* [EXERCISE AIM] Begin with the line that contains "Parse this screenshot: output" and transcribe each line after it, up to and including the last line of the listing below.

* [TASK INPUT]
▽

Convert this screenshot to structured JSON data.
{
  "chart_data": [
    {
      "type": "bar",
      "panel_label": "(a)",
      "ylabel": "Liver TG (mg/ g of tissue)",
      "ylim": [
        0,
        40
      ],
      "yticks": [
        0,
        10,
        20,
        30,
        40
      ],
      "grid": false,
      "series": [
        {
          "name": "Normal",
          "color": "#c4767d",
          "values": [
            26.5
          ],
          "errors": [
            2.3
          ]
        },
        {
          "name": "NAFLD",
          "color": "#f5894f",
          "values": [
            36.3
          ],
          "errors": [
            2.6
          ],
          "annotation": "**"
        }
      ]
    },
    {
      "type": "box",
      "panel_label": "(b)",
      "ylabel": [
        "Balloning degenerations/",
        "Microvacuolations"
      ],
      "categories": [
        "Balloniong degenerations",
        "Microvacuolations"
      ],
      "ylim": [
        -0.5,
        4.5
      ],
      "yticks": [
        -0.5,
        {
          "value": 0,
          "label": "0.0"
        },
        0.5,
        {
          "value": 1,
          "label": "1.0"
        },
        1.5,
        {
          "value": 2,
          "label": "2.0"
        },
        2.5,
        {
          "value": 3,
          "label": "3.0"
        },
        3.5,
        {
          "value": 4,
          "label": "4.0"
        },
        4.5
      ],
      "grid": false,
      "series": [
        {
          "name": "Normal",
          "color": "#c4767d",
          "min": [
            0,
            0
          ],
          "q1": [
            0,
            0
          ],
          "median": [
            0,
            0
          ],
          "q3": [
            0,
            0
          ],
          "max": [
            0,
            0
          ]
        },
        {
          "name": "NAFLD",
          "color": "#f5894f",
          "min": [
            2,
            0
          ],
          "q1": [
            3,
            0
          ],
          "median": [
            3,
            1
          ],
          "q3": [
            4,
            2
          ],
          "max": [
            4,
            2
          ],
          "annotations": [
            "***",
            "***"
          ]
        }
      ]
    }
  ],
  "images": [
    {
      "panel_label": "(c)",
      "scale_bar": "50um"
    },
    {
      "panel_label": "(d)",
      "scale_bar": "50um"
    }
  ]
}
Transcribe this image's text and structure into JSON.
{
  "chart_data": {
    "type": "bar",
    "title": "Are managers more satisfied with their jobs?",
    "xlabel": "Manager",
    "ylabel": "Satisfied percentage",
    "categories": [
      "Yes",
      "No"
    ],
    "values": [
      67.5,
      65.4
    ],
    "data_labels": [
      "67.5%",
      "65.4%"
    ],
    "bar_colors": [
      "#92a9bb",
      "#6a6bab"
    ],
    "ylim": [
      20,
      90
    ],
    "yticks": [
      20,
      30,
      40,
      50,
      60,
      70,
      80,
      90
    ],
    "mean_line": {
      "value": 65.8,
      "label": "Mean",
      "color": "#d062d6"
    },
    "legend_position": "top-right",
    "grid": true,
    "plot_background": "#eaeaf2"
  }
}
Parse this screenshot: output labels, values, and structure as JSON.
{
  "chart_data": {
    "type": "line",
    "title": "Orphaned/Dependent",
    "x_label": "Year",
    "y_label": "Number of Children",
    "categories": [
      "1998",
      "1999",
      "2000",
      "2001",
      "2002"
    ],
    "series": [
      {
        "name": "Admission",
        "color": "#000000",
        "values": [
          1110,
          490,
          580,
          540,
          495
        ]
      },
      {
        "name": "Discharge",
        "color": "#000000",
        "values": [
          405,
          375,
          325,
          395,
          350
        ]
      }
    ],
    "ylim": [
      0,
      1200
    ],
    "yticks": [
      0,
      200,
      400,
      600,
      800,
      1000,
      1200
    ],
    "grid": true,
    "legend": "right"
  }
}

△

* [THE OUTPUT]
Parse this screenshot: output labels, values, and structure as JSON.
{
  "chart_data": {
    "type": "line",
    "title": "Orphaned/Dependent",
    "x_label": "Year",
    "y_label": "Number of Children",
    "categories": [
      "1998",
      "1999",
      "2000",
      "2001",
      "2002"
    ],
    "series": [
      {
        "name": "Admission",
        "color": "#000000",
        "values": [
          1110,
          490,
          580,
          540,
          495
        ]
      },
      {
        "name": "Discharge",
        "color": "#000000",
        "values": [
          405,
          375,
          325,
          395,
          350
        ]
      }
    ],
    "ylim": [
      0,
      1200
    ],
    "yticks": [
      0,
      200,
      400,
      600,
      800,
      1000,
      1200
    ],
    "grid": true,
    "legend": "right"
  }
}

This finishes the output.